▶ **Problem requirements**
Show each line that has the string "value" in it.

▶ **Exercise input**
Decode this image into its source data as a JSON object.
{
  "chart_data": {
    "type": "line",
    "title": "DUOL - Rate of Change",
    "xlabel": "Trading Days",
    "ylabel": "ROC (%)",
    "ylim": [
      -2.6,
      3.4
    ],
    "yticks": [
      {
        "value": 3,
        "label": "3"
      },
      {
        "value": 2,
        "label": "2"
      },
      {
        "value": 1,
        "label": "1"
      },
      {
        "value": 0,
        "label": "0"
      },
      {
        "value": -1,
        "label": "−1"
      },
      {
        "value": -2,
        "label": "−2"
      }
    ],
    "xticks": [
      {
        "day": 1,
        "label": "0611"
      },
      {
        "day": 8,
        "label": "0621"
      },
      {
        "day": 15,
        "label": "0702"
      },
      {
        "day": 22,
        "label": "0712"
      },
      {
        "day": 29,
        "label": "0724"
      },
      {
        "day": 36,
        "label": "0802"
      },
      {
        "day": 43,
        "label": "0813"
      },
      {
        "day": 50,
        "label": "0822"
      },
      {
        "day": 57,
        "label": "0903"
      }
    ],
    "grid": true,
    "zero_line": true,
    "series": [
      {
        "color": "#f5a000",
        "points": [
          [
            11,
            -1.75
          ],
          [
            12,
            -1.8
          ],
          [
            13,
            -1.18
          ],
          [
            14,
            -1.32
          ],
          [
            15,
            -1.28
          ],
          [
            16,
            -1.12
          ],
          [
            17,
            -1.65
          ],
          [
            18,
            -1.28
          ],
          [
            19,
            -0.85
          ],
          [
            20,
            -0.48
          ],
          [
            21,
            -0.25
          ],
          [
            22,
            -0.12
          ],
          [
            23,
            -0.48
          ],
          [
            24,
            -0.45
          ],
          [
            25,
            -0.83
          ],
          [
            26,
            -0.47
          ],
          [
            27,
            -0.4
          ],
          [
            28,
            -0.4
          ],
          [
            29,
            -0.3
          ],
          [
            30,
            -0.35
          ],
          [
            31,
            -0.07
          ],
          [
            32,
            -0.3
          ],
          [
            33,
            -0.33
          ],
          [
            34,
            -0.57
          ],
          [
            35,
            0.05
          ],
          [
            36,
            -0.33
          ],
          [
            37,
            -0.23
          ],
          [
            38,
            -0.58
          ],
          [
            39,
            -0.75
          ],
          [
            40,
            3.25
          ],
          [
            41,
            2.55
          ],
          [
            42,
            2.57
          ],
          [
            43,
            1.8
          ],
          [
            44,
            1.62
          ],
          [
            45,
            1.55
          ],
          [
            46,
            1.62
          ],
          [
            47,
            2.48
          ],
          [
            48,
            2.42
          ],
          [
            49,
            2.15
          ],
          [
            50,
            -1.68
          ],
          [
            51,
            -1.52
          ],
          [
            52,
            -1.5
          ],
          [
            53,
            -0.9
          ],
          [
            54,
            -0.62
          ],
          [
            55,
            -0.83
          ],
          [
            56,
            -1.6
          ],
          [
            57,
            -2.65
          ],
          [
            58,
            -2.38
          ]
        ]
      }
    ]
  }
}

▶ **Written answer**
        "value": 3,
        "value": 2,
        "value": 1,
        "value": 0,
        "value": -1,
        "value": -2,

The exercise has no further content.